> Problem statement
Find each line with "JSON" and copy it.

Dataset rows
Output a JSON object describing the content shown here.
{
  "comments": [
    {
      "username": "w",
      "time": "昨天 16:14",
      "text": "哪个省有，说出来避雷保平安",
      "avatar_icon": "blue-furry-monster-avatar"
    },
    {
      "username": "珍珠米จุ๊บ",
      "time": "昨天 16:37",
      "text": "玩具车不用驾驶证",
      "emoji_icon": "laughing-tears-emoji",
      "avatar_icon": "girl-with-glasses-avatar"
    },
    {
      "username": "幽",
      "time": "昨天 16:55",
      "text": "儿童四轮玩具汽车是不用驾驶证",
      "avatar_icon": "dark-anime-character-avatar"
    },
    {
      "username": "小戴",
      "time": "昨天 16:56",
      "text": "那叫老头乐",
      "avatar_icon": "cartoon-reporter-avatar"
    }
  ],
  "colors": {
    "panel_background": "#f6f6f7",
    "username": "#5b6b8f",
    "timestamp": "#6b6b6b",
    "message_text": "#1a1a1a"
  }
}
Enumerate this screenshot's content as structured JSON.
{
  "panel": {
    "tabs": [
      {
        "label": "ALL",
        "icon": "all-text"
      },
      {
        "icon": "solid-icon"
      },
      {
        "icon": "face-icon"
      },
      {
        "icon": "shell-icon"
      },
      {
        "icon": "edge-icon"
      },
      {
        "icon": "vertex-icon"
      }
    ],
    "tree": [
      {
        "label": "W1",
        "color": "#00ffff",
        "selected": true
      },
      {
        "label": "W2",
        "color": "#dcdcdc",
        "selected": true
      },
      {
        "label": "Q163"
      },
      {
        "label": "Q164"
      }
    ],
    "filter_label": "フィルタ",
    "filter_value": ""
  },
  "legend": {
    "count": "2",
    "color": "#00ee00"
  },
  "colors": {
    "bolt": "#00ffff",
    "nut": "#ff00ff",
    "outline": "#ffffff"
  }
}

> Response
Output a JSON object describing the content shown here.
Enumerate this screenshot's content as structured JSON.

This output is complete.